Gather every line from the entries below that includes "name".

>> Begin Material supplied

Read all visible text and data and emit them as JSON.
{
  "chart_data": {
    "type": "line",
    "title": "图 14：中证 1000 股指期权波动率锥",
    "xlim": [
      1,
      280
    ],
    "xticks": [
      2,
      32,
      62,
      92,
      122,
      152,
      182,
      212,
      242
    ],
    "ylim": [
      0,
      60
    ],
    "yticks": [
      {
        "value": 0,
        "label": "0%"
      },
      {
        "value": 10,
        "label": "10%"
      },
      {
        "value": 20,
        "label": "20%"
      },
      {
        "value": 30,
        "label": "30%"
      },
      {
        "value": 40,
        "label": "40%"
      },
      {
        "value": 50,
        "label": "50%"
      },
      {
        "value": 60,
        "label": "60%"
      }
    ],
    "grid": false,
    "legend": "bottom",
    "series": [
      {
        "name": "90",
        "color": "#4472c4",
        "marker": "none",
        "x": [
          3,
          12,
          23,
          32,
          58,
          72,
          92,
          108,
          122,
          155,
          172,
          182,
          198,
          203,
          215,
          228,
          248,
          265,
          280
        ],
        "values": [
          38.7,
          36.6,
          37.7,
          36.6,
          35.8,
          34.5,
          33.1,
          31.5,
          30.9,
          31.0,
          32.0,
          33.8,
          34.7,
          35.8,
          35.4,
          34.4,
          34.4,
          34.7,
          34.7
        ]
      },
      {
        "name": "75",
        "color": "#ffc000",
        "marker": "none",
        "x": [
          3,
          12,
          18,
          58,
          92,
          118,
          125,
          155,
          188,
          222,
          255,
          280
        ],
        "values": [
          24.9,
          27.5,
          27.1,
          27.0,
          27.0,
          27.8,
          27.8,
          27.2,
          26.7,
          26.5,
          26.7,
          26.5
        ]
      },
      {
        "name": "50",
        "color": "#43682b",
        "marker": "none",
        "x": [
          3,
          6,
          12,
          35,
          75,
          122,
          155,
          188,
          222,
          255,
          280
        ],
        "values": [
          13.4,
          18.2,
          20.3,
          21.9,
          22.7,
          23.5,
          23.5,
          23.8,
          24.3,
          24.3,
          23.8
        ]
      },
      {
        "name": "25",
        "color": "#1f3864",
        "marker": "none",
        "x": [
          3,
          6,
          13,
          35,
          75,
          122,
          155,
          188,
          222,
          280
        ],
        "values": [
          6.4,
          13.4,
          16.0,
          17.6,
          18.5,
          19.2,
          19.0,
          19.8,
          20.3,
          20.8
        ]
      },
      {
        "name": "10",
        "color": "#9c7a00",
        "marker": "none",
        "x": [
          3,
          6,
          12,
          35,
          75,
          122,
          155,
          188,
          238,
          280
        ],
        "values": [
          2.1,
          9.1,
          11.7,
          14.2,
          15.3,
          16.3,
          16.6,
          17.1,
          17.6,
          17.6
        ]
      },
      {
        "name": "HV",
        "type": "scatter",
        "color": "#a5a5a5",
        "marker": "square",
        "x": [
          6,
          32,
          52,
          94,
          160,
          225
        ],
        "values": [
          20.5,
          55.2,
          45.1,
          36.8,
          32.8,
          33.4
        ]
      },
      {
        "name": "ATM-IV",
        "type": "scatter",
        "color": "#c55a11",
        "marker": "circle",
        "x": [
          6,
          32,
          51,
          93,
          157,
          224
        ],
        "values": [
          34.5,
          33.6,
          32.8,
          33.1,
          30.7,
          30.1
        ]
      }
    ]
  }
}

>> End Material supplied
>> Begin Material supplied

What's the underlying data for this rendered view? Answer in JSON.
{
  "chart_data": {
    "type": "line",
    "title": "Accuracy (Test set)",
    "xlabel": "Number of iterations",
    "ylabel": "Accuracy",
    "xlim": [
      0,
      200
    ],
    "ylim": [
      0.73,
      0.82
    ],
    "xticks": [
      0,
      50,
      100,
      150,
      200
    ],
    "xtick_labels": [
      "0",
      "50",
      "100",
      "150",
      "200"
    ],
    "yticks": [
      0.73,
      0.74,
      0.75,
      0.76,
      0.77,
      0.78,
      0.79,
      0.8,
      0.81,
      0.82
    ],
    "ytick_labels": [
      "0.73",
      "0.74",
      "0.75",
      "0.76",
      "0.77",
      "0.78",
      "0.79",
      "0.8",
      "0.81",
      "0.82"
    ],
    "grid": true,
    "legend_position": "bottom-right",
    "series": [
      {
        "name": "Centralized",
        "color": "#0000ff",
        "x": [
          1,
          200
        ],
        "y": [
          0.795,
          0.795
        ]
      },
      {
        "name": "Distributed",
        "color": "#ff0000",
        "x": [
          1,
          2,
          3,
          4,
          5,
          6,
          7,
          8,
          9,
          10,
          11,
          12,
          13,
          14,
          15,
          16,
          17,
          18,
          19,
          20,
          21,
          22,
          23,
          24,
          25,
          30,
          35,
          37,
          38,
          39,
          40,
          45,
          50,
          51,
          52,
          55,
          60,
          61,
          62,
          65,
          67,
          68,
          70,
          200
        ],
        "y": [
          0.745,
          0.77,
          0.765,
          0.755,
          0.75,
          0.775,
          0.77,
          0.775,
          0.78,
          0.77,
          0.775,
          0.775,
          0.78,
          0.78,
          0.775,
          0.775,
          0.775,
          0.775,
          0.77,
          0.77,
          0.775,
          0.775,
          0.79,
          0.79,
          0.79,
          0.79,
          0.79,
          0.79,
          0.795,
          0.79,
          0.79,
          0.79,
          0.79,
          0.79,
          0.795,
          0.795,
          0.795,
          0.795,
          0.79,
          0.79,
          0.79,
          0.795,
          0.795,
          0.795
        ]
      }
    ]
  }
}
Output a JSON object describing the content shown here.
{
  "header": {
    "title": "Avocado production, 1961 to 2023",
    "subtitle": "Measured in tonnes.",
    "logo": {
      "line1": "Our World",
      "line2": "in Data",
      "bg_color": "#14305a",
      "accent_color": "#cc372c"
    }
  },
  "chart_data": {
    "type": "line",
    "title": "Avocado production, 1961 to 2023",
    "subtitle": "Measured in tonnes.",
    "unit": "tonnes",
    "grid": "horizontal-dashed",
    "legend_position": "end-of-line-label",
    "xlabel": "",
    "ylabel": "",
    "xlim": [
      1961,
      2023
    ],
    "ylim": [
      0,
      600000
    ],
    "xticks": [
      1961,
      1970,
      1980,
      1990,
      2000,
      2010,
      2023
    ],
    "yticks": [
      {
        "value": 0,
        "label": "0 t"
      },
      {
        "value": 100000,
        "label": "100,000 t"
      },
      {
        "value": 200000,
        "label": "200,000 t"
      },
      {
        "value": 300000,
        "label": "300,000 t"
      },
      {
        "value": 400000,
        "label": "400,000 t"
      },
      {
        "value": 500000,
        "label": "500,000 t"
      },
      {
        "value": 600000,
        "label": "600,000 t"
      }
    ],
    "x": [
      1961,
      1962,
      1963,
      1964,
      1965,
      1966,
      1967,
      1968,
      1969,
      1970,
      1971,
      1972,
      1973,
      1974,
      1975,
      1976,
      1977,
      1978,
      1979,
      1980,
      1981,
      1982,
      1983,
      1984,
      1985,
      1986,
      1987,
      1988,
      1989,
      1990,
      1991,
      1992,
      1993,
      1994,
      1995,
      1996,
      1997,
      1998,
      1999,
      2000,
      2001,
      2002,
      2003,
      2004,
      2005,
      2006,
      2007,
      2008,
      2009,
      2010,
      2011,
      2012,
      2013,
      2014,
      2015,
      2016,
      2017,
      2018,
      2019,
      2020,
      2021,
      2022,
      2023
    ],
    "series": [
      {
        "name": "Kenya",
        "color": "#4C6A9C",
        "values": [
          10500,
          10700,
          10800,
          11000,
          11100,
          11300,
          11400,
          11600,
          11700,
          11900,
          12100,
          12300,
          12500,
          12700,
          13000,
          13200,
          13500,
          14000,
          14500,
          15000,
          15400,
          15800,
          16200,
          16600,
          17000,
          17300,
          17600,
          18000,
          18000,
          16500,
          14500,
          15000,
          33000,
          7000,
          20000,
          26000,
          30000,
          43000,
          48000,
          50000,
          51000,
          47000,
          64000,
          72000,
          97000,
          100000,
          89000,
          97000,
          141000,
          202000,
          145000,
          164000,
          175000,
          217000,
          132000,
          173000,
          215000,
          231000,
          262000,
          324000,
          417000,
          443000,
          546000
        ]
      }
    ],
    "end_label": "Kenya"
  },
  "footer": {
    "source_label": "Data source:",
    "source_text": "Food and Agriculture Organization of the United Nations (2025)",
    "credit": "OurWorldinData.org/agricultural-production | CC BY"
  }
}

>> End Material supplied

- **Solution to the problem**
        "name": "90",
        "name": "75",
        "name": "50",
        "name": "25",
        "name": "10",
        "name": "HV",
        "name": "ATM-IV",
        "name": "Centralized",
        "name": "Distributed",
        "name": "Kenya",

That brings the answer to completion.